╭──
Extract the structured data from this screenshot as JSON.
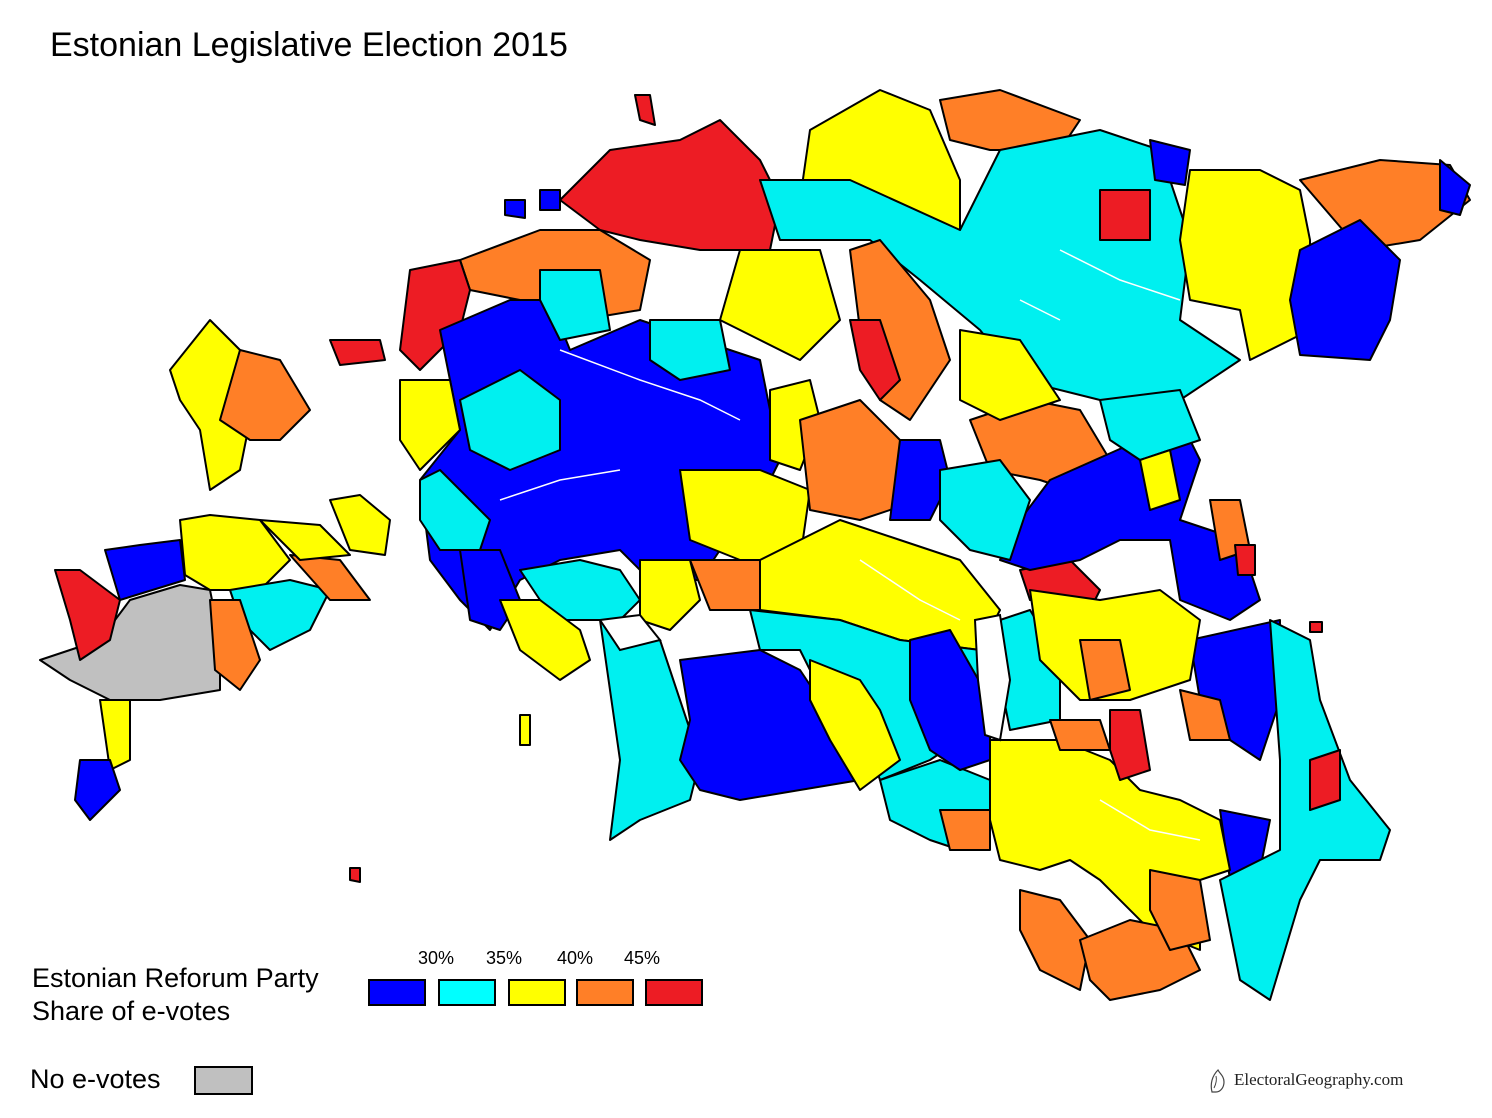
{
  "title": "Estonian Legislative Election 2015",
  "legend": {
    "title_line1": "Estonian Reforum Party",
    "title_line2": "Share of e-votes",
    "thresholds": [
      "30%",
      "35%",
      "40%",
      "45%"
    ],
    "bins": [
      {
        "color": "#0000ff"
      },
      {
        "color": "#00ffff"
      },
      {
        "color": "#ffff00"
      },
      {
        "color": "#ff7f27"
      },
      {
        "color": "#ed1c24"
      }
    ],
    "no_data_label": "No e-votes",
    "no_data_color": "#c0c0c0"
  },
  "credit": "ElectoralGeography.com",
  "colors": {
    "blue": "#0000ff",
    "cyan": "#00f0f0",
    "yellow": "#ffff00",
    "orange": "#ff7f27",
    "red": "#ed1c24",
    "gray": "#c0c0c0"
  }
}
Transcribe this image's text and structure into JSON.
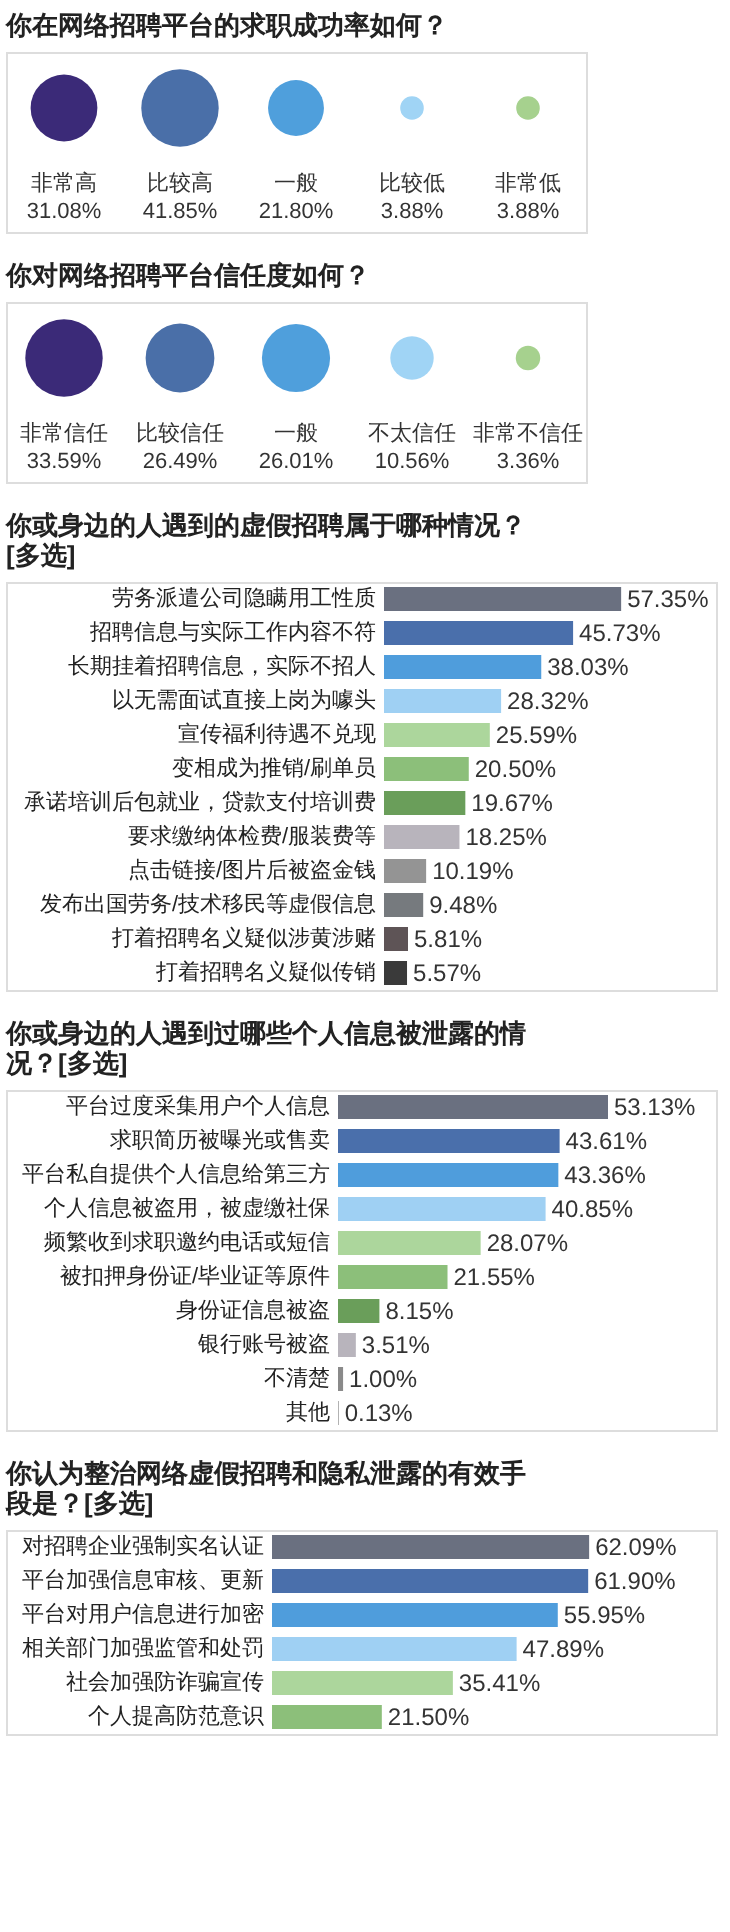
{
  "chart_data": [
    {
      "type": "other",
      "title": "你在网络招聘平台的求职成功率如何？",
      "categories": [
        "非常高",
        "比较高",
        "一般",
        "比较低",
        "非常低"
      ],
      "values": [
        31.08,
        41.85,
        21.8,
        3.88,
        3.88
      ],
      "value_labels": [
        "31.08%",
        "41.85%",
        "21.80%",
        "3.88%",
        "3.88%"
      ],
      "colors": [
        "#3b2a78",
        "#4a6fa8",
        "#4f9fdc",
        "#a0d4f5",
        "#a6d18e"
      ]
    },
    {
      "type": "other",
      "title": "你对网络招聘平台信任度如何？",
      "categories": [
        "非常信任",
        "比较信任",
        "一般",
        "不太信任",
        "非常不信任"
      ],
      "values": [
        33.59,
        26.49,
        26.01,
        10.56,
        3.36
      ],
      "value_labels": [
        "33.59%",
        "26.49%",
        "26.01%",
        "10.56%",
        "3.36%"
      ],
      "colors": [
        "#3b2a78",
        "#4a6fa8",
        "#4f9fdc",
        "#a0d4f5",
        "#a6d18e"
      ]
    },
    {
      "type": "bar",
      "orientation": "horizontal",
      "title": "你或身边的人遇到的虚假招聘属于哪种情况？[多选]",
      "categories": [
        "劳务派遣公司隐瞒用工性质",
        "招聘信息与实际工作内容不符",
        "长期挂着招聘信息，实际不招人",
        "以无需面试直接上岗为噱头",
        "宣传福利待遇不兑现",
        "变相成为推销/刷单员",
        "承诺培训后包就业，贷款支付培训费",
        "要求缴纳体检费/服装费等",
        "点击链接/图片后被盗金钱",
        "发布出国劳务/技术移民等虚假信息",
        "打着招聘名义疑似涉黄涉赌",
        "打着招聘名义疑似传销"
      ],
      "values": [
        57.35,
        45.73,
        38.03,
        28.32,
        25.59,
        20.5,
        19.67,
        18.25,
        10.19,
        9.48,
        5.81,
        5.57
      ],
      "value_labels": [
        "57.35%",
        "45.73%",
        "38.03%",
        "28.32%",
        "25.59%",
        "20.50%",
        "19.67%",
        "18.25%",
        "10.19%",
        "9.48%",
        "5.81%",
        "5.57%"
      ],
      "colors": [
        "#6a7080",
        "#4a6fab",
        "#4f9ddc",
        "#9fd0f3",
        "#acd69c",
        "#8cbf7a",
        "#6a9e5a",
        "#b8b4bc",
        "#949494",
        "#767a7e",
        "#5e5456",
        "#3a3a3a"
      ]
    },
    {
      "type": "bar",
      "orientation": "horizontal",
      "title": "你或身边的人遇到过哪些个人信息被泄露的情况？[多选]",
      "categories": [
        "平台过度采集用户个人信息",
        "求职简历被曝光或售卖",
        "平台私自提供个人信息给第三方",
        "个人信息被盗用，被虚缴社保",
        "频繁收到求职邀约电话或短信",
        "被扣押身份证/毕业证等原件",
        "身份证信息被盗",
        "银行账号被盗",
        "不清楚",
        "其他"
      ],
      "values": [
        53.13,
        43.61,
        43.36,
        40.85,
        28.07,
        21.55,
        8.15,
        3.51,
        1.0,
        0.13
      ],
      "value_labels": [
        "53.13%",
        "43.61%",
        "43.36%",
        "40.85%",
        "28.07%",
        "21.55%",
        "8.15%",
        "3.51%",
        "1.00%",
        "0.13%"
      ],
      "colors": [
        "#6a7080",
        "#4a6fab",
        "#4f9ddc",
        "#9fd0f3",
        "#acd69c",
        "#8cbf7a",
        "#6a9e5a",
        "#b8b4bc",
        "#8a8a8a",
        "#8a8a8a"
      ]
    },
    {
      "type": "bar",
      "orientation": "horizontal",
      "title": "你认为整治网络虚假招聘和隐私泄露的有效手段是？[多选]",
      "categories": [
        "对招聘企业强制实名认证",
        "平台加强信息审核、更新",
        "平台对用户信息进行加密",
        "相关部门加强监管和处罚",
        "社会加强防诈骗宣传",
        "个人提高防范意识"
      ],
      "values": [
        62.09,
        61.9,
        55.95,
        47.89,
        35.41,
        21.5
      ],
      "value_labels": [
        "62.09%",
        "61.90%",
        "55.95%",
        "47.89%",
        "35.41%",
        "21.50%"
      ],
      "colors": [
        "#6a7080",
        "#4a6fab",
        "#4f9ddc",
        "#9fd0f3",
        "#acd69c",
        "#8cbf7a"
      ]
    }
  ]
}
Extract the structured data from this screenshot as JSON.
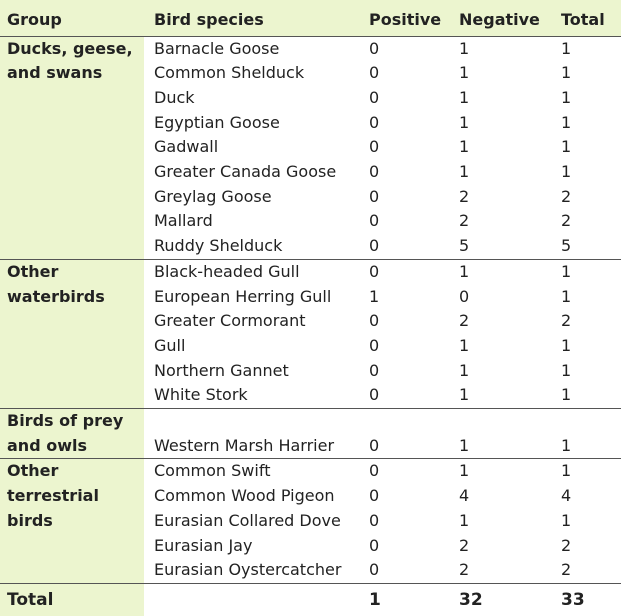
{
  "headers": {
    "group": "Group",
    "species": "Bird species",
    "positive": "Positive",
    "negative": "Negative",
    "total": "Total"
  },
  "groups": [
    {
      "name": "Ducks, geese, and swans",
      "rows": [
        {
          "species": "Barnacle Goose",
          "positive": "0",
          "negative": "1",
          "total": "1"
        },
        {
          "species": "Common Shelduck",
          "positive": "0",
          "negative": "1",
          "total": "1"
        },
        {
          "species": "Duck",
          "positive": "0",
          "negative": "1",
          "total": "1"
        },
        {
          "species": "Egyptian Goose",
          "positive": "0",
          "negative": "1",
          "total": "1"
        },
        {
          "species": "Gadwall",
          "positive": "0",
          "negative": "1",
          "total": "1"
        },
        {
          "species": "Greater Canada Goose",
          "positive": "0",
          "negative": "1",
          "total": "1"
        },
        {
          "species": "Greylag Goose",
          "positive": "0",
          "negative": "2",
          "total": "2"
        },
        {
          "species": "Mallard",
          "positive": "0",
          "negative": "2",
          "total": "2"
        },
        {
          "species": "Ruddy Shelduck",
          "positive": "0",
          "negative": "5",
          "total": "5"
        }
      ]
    },
    {
      "name": "Other waterbirds",
      "rows": [
        {
          "species": "Black-headed Gull",
          "positive": "0",
          "negative": "1",
          "total": "1"
        },
        {
          "species": "European Herring Gull",
          "positive": "1",
          "negative": "0",
          "total": "1"
        },
        {
          "species": "Greater Cormorant",
          "positive": "0",
          "negative": "2",
          "total": "2"
        },
        {
          "species": "Gull",
          "positive": "0",
          "negative": "1",
          "total": "1"
        },
        {
          "species": "Northern Gannet",
          "positive": "0",
          "negative": "1",
          "total": "1"
        },
        {
          "species": "White Stork",
          "positive": "0",
          "negative": "1",
          "total": "1"
        }
      ]
    },
    {
      "name": "Birds of prey and owls",
      "rows": [
        {
          "species": "Western Marsh Harrier",
          "positive": "0",
          "negative": "1",
          "total": "1"
        }
      ]
    },
    {
      "name": "Other terrestrial birds",
      "rows": [
        {
          "species": "Common Swift",
          "positive": "0",
          "negative": "1",
          "total": "1"
        },
        {
          "species": "Common Wood Pigeon",
          "positive": "0",
          "negative": "4",
          "total": "4"
        },
        {
          "species": "Eurasian Collared Dove",
          "positive": "0",
          "negative": "1",
          "total": "1"
        },
        {
          "species": "Eurasian Jay",
          "positive": "0",
          "negative": "2",
          "total": "2"
        },
        {
          "species": "Eurasian Oystercatcher",
          "positive": "0",
          "negative": "2",
          "total": "2"
        }
      ]
    }
  ],
  "totals": {
    "label": "Total",
    "positive": "1",
    "negative": "32",
    "total": "33"
  }
}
╰──
*Set task*:
Find the lines with the string "name" and reproduce them.

*Answer*:
      "name": "Ducks, geese, and swans",
      "name": "Other waterbirds",
      "name": "Birds of prey and owls",
      "name": "Other terrestrial birds",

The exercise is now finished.